GOAL OF THE EXERCISE = Could you transcribe the entries below line for line, leaving out the pictures?

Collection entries

--- START ---

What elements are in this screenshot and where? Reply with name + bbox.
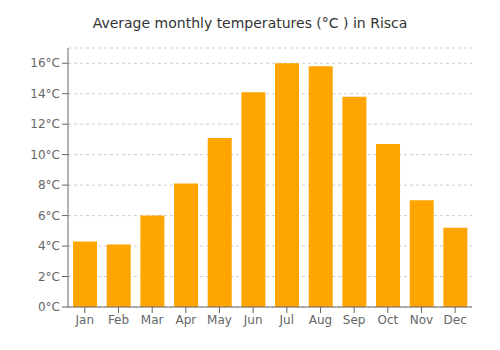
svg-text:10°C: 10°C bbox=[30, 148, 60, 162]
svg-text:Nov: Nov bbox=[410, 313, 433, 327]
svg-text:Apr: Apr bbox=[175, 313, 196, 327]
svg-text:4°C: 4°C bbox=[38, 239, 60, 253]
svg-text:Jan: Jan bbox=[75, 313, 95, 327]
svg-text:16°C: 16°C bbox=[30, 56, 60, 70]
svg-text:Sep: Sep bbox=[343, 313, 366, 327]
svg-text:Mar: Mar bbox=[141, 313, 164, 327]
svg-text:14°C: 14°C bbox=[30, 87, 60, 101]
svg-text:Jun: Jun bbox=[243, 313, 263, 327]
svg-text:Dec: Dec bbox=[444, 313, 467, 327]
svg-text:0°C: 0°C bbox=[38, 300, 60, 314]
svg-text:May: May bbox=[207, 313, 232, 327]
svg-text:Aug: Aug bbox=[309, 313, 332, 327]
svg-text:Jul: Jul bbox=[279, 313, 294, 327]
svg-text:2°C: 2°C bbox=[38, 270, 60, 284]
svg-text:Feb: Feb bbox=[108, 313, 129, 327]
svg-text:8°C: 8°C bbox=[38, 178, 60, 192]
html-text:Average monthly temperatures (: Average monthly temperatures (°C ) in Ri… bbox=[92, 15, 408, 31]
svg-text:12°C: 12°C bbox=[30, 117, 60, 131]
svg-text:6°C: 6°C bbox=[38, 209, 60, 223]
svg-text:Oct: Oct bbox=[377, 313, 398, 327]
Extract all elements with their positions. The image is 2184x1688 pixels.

--- END ---

OUTPUT =
What elements are in this screenshot and where? Reply with name + bbox.
svg-text:10°C: 10°C bbox=[30, 148, 60, 162]
svg-text:Nov: Nov bbox=[410, 313, 433, 327]
svg-text:Apr: Apr bbox=[175, 313, 196, 327]
svg-text:4°C: 4°C bbox=[38, 239, 60, 253]
svg-text:Jan: Jan bbox=[75, 313, 95, 327]
svg-text:16°C: 16°C bbox=[30, 56, 60, 70]
svg-text:Sep: Sep bbox=[343, 313, 366, 327]
svg-text:Mar: Mar bbox=[141, 313, 164, 327]
svg-text:14°C: 14°C bbox=[30, 87, 60, 101]
svg-text:Jun: Jun bbox=[243, 313, 263, 327]
svg-text:Dec: Dec bbox=[444, 313, 467, 327]
svg-text:0°C: 0°C bbox=[38, 300, 60, 314]
svg-text:May: May bbox=[207, 313, 232, 327]
svg-text:Aug: Aug bbox=[309, 313, 332, 327]
svg-text:Jul: Jul bbox=[279, 313, 294, 327]
svg-text:2°C: 2°C bbox=[38, 270, 60, 284]
svg-text:Feb: Feb bbox=[108, 313, 129, 327]
svg-text:8°C: 8°C bbox=[38, 178, 60, 192]
html-text:Average monthly temperatures (: Average monthly temperatures (°C ) in Ri… bbox=[92, 15, 408, 31]
svg-text:12°C: 12°C bbox=[30, 117, 60, 131]
svg-text:6°C: 6°C bbox=[38, 209, 60, 223]
svg-text:Oct: Oct bbox=[377, 313, 398, 327]
Extract all elements with their positions. The image is 2184x1688 pixels.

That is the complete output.